-- Entries provided start --
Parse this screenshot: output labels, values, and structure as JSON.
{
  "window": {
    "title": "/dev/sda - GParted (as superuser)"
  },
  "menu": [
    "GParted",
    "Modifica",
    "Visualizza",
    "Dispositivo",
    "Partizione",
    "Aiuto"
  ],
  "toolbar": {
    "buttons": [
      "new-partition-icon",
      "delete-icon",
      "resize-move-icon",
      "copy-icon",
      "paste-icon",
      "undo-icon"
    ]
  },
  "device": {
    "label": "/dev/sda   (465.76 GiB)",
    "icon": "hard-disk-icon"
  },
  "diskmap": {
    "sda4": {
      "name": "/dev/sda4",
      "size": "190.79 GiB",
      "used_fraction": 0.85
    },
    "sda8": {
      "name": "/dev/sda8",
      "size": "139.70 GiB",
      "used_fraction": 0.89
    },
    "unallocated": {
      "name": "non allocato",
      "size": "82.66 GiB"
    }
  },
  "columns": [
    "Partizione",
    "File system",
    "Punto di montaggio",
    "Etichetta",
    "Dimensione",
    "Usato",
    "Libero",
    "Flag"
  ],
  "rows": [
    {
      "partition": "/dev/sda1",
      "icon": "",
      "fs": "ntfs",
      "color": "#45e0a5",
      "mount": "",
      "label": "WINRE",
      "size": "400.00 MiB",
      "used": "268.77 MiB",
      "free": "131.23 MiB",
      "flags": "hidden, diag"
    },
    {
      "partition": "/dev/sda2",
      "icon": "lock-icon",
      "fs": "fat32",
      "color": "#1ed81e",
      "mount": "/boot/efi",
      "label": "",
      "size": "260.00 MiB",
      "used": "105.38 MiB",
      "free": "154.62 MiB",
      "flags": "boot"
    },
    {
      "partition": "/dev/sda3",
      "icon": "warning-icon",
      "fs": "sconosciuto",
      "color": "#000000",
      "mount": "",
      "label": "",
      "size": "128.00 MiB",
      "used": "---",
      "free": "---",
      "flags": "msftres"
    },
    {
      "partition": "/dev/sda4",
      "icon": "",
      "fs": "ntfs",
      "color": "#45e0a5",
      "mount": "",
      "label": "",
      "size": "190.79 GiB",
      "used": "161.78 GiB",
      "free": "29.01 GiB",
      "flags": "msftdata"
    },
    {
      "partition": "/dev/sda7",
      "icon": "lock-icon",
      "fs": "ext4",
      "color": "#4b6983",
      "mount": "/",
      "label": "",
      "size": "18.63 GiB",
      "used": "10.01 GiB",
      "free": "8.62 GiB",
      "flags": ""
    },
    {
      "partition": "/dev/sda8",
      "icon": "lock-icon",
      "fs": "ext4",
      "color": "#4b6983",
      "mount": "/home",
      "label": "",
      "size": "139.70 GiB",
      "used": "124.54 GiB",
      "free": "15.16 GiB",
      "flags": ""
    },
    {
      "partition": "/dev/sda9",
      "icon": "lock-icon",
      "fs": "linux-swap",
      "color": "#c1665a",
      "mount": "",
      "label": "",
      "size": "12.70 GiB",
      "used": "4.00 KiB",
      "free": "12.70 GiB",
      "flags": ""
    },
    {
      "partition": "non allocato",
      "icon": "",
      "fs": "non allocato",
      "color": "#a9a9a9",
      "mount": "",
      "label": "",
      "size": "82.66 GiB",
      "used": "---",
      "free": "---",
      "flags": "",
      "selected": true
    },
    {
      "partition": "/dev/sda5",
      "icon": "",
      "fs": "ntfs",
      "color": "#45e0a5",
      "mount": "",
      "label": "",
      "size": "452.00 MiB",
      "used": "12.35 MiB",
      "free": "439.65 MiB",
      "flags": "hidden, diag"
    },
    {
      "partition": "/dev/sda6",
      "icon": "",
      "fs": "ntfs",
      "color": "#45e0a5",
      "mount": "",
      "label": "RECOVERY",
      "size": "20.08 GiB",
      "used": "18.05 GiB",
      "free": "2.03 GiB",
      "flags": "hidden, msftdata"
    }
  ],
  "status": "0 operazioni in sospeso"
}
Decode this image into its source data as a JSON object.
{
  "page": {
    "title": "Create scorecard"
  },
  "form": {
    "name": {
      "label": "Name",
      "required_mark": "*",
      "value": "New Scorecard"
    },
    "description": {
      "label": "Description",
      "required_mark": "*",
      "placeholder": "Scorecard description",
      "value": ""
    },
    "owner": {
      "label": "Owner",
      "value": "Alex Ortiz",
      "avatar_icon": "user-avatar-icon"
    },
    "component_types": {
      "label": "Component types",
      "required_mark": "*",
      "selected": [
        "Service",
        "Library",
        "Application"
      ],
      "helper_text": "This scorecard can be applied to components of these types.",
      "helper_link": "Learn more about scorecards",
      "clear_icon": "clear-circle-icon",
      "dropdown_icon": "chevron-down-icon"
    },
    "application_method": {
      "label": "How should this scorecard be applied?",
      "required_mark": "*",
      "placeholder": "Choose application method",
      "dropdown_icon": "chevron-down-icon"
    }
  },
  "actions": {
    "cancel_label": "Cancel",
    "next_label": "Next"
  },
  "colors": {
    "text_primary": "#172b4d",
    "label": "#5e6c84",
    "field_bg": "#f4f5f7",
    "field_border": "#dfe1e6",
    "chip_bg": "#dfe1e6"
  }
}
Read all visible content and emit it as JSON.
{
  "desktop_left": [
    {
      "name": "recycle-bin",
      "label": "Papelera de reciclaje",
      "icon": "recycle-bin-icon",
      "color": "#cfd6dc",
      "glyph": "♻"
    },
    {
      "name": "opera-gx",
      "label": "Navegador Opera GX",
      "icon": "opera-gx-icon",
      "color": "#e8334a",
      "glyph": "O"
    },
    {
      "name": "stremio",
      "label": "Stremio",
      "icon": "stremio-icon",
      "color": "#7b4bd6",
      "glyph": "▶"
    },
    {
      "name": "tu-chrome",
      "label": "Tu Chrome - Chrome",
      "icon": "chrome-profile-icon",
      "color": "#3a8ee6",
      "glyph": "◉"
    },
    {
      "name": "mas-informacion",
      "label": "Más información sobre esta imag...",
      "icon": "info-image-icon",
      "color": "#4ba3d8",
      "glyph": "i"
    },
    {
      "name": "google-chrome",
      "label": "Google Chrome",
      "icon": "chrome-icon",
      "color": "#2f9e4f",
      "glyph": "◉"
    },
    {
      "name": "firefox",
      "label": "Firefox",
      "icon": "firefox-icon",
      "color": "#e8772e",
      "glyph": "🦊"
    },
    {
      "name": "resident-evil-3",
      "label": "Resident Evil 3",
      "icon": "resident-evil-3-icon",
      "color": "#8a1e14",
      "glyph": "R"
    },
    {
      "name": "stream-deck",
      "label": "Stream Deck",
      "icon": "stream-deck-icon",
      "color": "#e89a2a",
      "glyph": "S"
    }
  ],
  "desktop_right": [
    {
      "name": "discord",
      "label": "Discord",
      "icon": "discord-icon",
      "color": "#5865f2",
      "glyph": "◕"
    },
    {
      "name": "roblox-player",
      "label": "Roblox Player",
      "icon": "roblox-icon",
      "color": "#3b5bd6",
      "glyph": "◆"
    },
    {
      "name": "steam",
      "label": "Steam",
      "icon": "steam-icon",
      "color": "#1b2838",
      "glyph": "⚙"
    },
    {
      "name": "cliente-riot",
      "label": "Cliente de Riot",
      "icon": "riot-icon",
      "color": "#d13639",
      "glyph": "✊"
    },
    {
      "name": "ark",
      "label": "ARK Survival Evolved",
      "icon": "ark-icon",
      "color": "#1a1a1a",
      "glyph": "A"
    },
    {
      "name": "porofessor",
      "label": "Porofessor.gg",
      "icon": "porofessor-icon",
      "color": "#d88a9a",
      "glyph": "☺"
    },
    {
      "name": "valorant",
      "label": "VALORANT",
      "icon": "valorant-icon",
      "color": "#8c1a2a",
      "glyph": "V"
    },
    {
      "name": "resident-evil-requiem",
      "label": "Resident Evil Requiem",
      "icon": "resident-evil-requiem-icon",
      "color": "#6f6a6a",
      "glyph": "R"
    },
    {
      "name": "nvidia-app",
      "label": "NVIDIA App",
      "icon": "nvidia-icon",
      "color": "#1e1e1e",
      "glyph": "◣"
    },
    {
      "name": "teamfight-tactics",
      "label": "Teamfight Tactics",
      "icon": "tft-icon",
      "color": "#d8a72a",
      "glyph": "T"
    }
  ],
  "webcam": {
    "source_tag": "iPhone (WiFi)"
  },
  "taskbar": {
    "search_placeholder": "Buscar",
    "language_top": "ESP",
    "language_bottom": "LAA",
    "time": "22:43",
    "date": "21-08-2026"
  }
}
-- Entries provided end --
Task objective :: Look through the entries and work out how many lines have the word "free" in them; reply with that number only.

Answer for the task :: 10